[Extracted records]
•••
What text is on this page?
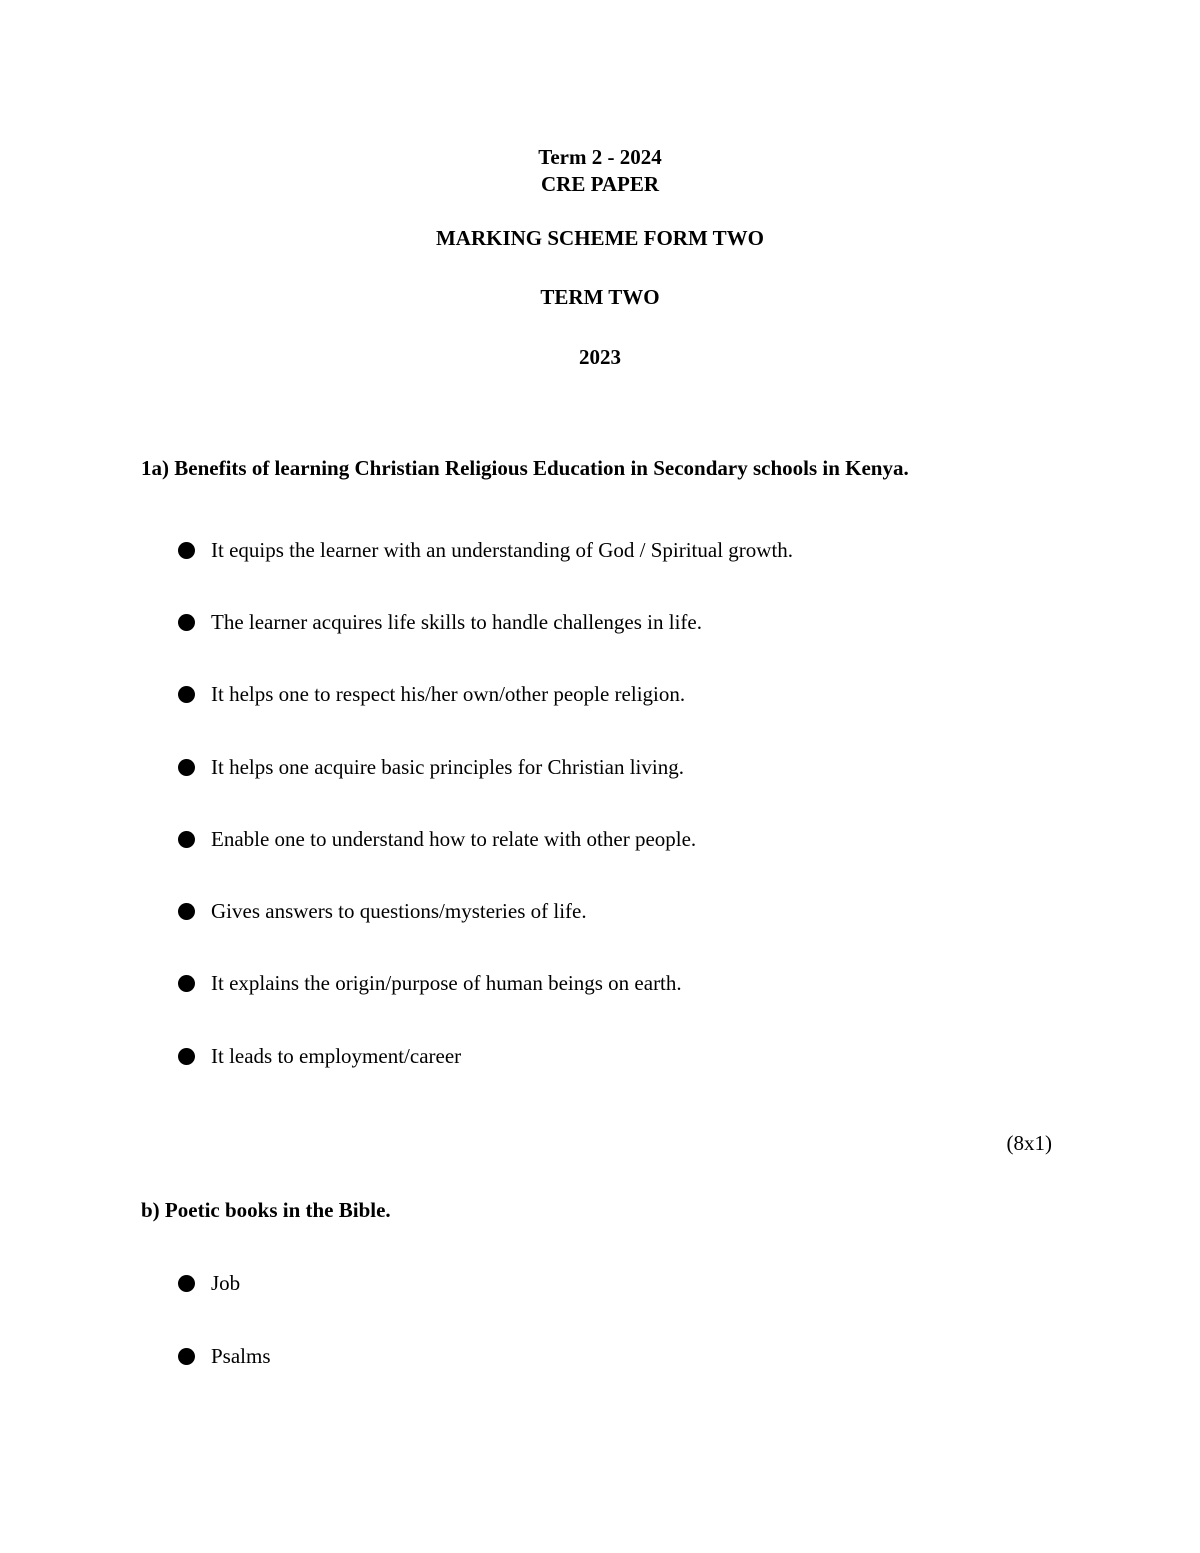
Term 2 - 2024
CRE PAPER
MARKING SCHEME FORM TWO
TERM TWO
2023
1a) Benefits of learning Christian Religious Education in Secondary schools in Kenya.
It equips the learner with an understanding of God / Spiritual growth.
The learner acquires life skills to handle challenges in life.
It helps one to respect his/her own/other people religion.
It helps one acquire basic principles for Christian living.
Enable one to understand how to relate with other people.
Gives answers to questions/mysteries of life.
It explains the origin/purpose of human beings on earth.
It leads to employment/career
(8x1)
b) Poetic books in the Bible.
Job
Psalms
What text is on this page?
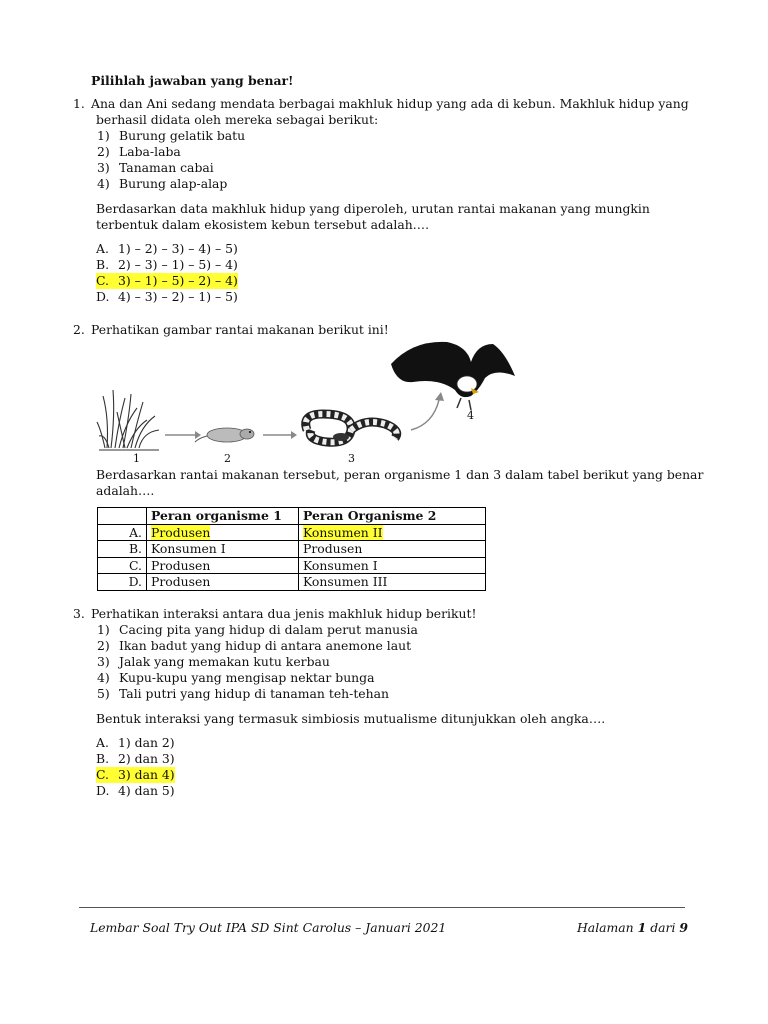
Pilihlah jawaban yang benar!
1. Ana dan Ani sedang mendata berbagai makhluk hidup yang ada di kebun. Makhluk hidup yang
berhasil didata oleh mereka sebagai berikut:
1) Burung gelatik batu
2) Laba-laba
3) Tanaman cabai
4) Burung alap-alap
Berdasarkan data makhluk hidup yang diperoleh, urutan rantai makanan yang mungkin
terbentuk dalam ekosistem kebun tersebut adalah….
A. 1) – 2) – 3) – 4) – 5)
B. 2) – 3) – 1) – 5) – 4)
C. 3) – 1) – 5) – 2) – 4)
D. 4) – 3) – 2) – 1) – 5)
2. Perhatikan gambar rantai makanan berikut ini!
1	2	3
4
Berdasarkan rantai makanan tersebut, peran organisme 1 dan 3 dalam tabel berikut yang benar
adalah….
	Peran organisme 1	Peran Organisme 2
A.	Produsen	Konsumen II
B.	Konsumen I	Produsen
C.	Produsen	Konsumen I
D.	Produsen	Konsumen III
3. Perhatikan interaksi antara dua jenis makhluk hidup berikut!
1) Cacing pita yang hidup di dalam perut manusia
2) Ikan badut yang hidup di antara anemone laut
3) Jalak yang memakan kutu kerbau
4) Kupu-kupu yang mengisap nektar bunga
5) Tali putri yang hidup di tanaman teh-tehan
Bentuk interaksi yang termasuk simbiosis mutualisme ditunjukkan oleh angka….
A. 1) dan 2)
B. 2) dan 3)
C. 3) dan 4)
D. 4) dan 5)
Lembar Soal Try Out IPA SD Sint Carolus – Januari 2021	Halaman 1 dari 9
•••
| WHAT THE TASK REQUIRES |
Except for the pictures, copy the material above exactly.

| EXERCISE RESULT |
What text is on this page?
Term 2 - 2024
CRE PAPER
MARKING SCHEME FORM TWO
TERM TWO
2023
1a) Benefits of learning Christian Religious Education in Secondary schools in Kenya.
It equips the learner with an understanding of God / Spiritual growth.
The learner acquires life skills to handle challenges in life.
It helps one to respect his/her own/other people religion.
It helps one acquire basic principles for Christian living.
Enable one to understand how to relate with other people.
Gives answers to questions/mysteries of life.
It explains the origin/purpose of human beings on earth.
It leads to employment/career
(8x1)
b) Poetic books in the Bible.
Job
Psalms
What text is on this page?
Pilihlah jawaban yang benar!
1. Ana dan Ani sedang mendata berbagai makhluk hidup yang ada di kebun. Makhluk hidup yang
berhasil didata oleh mereka sebagai berikut:
1) Burung gelatik batu
2) Laba-laba
3) Tanaman cabai
4) Burung alap-alap
Berdasarkan data makhluk hidup yang diperoleh, urutan rantai makanan yang mungkin
terbentuk dalam ekosistem kebun tersebut adalah….
A. 1) – 2) – 3) – 4) – 5)
B. 2) – 3) – 1) – 5) – 4)
C. 3) – 1) – 5) – 2) – 4)
D. 4) – 3) – 2) – 1) – 5)
2. Perhatikan gambar rantai makanan berikut ini!
1	2	3
4
Berdasarkan rantai makanan tersebut, peran organisme 1 dan 3 dalam tabel berikut yang benar
adalah….
	Peran organisme 1	Peran Organisme 2
A.	Produsen	Konsumen II
B.	Konsumen I	Produsen
C.	Produsen	Konsumen I
D.	Produsen	Konsumen III
3. Perhatikan interaksi antara dua jenis makhluk hidup berikut!
1) Cacing pita yang hidup di dalam perut manusia
2) Ikan badut yang hidup di antara anemone laut
3) Jalak yang memakan kutu kerbau
4) Kupu-kupu yang mengisap nektar bunga
5) Tali putri yang hidup di tanaman teh-tehan
Bentuk interaksi yang termasuk simbiosis mutualisme ditunjukkan oleh angka….
A. 1) dan 2)
B. 2) dan 3)
C. 3) dan 4)
D. 4) dan 5)
Lembar Soal Try Out IPA SD Sint Carolus – Januari 2021	Halaman 1 dari 9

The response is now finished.